:: REQUIREMENTS ::
Read the records and gather each line that includes "JSON".

:: DATA LISTING ::

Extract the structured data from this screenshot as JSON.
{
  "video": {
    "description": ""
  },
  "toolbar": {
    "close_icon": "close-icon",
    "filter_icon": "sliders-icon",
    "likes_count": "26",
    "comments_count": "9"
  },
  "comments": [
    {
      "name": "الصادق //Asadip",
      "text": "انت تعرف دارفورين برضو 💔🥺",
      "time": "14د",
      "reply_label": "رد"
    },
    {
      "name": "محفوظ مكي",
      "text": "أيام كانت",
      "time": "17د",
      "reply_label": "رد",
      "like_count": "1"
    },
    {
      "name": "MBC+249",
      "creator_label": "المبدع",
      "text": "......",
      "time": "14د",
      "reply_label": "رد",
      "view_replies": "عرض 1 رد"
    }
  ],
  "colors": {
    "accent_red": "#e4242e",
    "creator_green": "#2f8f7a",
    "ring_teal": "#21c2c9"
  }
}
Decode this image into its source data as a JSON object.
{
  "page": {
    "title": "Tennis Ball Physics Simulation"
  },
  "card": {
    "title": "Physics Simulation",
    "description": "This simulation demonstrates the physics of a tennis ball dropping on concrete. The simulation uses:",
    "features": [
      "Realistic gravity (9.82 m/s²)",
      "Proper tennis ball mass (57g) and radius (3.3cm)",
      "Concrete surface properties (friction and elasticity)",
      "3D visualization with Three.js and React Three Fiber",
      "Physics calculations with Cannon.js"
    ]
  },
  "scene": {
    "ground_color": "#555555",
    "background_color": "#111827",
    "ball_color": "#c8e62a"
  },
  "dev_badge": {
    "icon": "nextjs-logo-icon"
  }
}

:: TASK RESPONSE ::
Extract the structured data from this screenshot as JSON.
Decode this image into its source data as a JSON object.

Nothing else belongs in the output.